[Twisted-Python] Multicast XMLRPC

Fri Aug 25 18:59:23 EDT 2006

Please forgive the top post...I just felt it better this time since the 
discussion has become one of heartbeat.

Well if you look at things like the linux clustering software the 
approach they take is brain dead - each machine pings all the others. If 
you had 2 machines, you would have 2 pings per cycle. With 3 machines, 
you would have 6 and so on.

If you do put an overlay network on top of the physical topology you 
would definitely have something different. And a hub-and-spoke layout 
would give you much more than 2N.

What I did was combine two approaches into a single mechanism. I use 
"gossip" to pass around the state of system as I know it (actually the 
changes in state). I use a probabilistic approach to find the machine to 
poll - I pick one randomly. If that machine doesn't answer I pick P 
other machines asking them to poll the original machine and tell me what 
  they found (with the idea it might be congestion between me and the 
original machine). I find this approach converges to the true state of 
the system within a few polling cycles.

Why do I need to know the state of all the machines? Actually the system 
does "self-repair" and "self-healing". When a node goes down and comes 
back up each node will check the information it knows about the node. 
Some nodes will recognize that the machine that just came back has to 
hold certain data, and tell it. That's the 5 cent answer.

Chaz.

glyph at divmod.com wrote:
> On Fri, 25 Aug 2006 16:33:52 -0400, "Chaz." <eprparadocs at gmail.com> wrote:
>> glyph at divmod.com wrote:
> 
>>> I'm still not really clear on what the application is.

» **Set exercise 1**
According to the heartbeat post, what does the writer do when the randomly chosen machine does not answer a poll?

Entries from a data source
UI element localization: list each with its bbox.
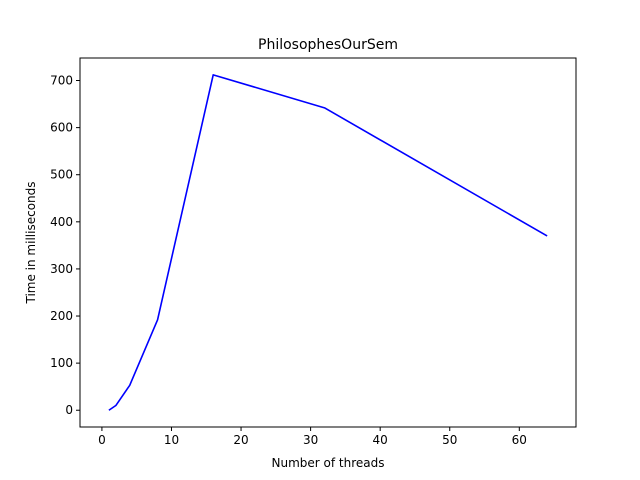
y-tick-label: 400: [50, 215, 73, 229]
y-tick-label: 300: [50, 262, 73, 276]
axes-frame: [79, 57, 577, 428]
x-tick-label: 0: [98, 433, 106, 447]
x-tick-label: 20: [233, 433, 248, 447]
y-axis-label: Time in milliseconds: [24, 181, 38, 304]
y-tick-label: 100: [50, 356, 73, 370]
y-tick-label: 0: [65, 403, 73, 417]
y-tick-label: 200: [50, 309, 73, 323]
x-tick-label: 30: [303, 433, 318, 447]
x-tick-label: 60: [512, 433, 527, 447]
chart-title: PhilosophesOurSem: [258, 37, 398, 53]
x-tick-label: 40: [373, 433, 388, 447]
y-tick-label: 700: [50, 74, 73, 88]
x-tick-label: 50: [442, 433, 457, 447]
series-line: [108, 74, 548, 411]
y-tick-label: 600: [50, 121, 73, 135]
x-tick-label: 10: [164, 433, 179, 447]
y-tick-label: 500: [50, 168, 73, 182]
x-axis-label: Number of threads: [272, 456, 385, 470]
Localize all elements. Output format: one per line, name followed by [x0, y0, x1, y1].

» **Set exercise 2**
Retype the entries shown above, everything from the line containing "y-tick-label: 400: [50, 215, 73, 229]" down to the line containing "y-axis-label: Time in", including both of those lines.

» **Task result 1**
The writer picks P other machines and asks them to poll the original machine and report what they found.

» **Task result 2**
y-tick-label: 400: [50, 215, 73, 229]
y-tick-label: 300: [50, 262, 73, 276]
axes-frame: [79, 57, 577, 428]
x-tick-label: 0: [98, 433, 106, 447]
x-tick-label: 20: [233, 433, 248, 447]
y-axis-label: Time in milliseconds: [24, 181, 38, 304]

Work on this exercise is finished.